[Data extracted from a collection]
▼
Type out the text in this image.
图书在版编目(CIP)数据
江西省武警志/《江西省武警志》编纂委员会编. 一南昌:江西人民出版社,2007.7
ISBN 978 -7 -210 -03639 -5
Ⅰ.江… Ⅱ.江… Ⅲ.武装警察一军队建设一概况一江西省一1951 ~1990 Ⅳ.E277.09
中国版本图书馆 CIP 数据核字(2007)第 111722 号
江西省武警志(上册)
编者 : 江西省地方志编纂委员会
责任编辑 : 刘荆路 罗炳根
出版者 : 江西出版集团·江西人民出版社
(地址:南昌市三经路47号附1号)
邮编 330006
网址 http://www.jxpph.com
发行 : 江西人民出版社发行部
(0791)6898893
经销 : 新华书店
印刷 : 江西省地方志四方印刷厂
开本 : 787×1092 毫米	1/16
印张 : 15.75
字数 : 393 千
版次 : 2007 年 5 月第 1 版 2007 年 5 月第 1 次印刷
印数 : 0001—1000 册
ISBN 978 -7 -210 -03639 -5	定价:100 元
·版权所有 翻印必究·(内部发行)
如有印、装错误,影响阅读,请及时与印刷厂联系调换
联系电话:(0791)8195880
▲
> _Instructions for the task_
Show all lines from the records above where the word "ISBN" occurs.

> _Answer_
ISBN 978 -7 -210 -03639 -5
ISBN 978 -7 -210 -03639 -5	定价:100 元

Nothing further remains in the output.